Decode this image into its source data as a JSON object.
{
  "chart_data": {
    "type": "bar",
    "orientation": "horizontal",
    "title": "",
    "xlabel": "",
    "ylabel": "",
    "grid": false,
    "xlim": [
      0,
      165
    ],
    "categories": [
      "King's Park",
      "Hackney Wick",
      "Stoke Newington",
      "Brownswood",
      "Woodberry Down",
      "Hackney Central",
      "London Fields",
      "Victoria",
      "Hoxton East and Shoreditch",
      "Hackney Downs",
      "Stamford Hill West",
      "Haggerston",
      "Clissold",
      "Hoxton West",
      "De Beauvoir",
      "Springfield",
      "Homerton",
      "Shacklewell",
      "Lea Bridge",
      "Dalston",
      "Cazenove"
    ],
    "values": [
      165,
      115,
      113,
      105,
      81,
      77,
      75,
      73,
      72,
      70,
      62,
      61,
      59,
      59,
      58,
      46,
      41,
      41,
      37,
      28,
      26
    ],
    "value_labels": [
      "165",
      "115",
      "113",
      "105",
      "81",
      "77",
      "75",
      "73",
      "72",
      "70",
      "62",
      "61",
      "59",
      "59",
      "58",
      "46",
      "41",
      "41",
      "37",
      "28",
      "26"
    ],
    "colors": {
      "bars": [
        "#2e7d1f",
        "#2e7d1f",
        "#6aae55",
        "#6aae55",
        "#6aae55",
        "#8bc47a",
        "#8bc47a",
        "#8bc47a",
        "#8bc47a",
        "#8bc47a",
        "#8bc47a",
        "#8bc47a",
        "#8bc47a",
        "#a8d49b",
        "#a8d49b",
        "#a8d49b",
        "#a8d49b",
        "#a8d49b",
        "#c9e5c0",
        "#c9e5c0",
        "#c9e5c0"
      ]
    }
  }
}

**GOAL**
Exact copies of all the records are required.

**CORRECT RESULT**
Decode this image into its source data as a JSON object.
{
  "chart_data": {
    "type": "bar",
    "orientation": "horizontal",
    "title": "",
    "xlabel": "",
    "ylabel": "",
    "grid": false,
    "xlim": [
      0,
      165
    ],
    "categories": [
      "King's Park",
      "Hackney Wick",
      "Stoke Newington",
      "Brownswood",
      "Woodberry Down",
      "Hackney Central",
      "London Fields",
      "Victoria",
      "Hoxton East and Shoreditch",
      "Hackney Downs",
      "Stamford Hill West",
      "Haggerston",
      "Clissold",
      "Hoxton West",
      "De Beauvoir",
      "Springfield",
      "Homerton",
      "Shacklewell",
      "Lea Bridge",
      "Dalston",
      "Cazenove"
    ],
    "values": [
      165,
      115,
      113,
      105,
      81,
      77,
      75,
      73,
      72,
      70,
      62,
      61,
      59,
      59,
      58,
      46,
      41,
      41,
      37,
      28,
      26
    ],
    "value_labels": [
      "165",
      "115",
      "113",
      "105",
      "81",
      "77",
      "75",
      "73",
      "72",
      "70",
      "62",
      "61",
      "59",
      "59",
      "58",
      "46",
      "41",
      "41",
      "37",
      "28",
      "26"
    ],
    "colors": {
      "bars": [
        "#2e7d1f",
        "#2e7d1f",
        "#6aae55",
        "#6aae55",
        "#6aae55",
        "#8bc47a",
        "#8bc47a",
        "#8bc47a",
        "#8bc47a",
        "#8bc47a",
        "#8bc47a",
        "#8bc47a",
        "#8bc47a",
        "#a8d49b",
        "#a8d49b",
        "#a8d49b",
        "#a8d49b",
        "#a8d49b",
        "#c9e5c0",
        "#c9e5c0",
        "#c9e5c0"
      ]
    }
  }
}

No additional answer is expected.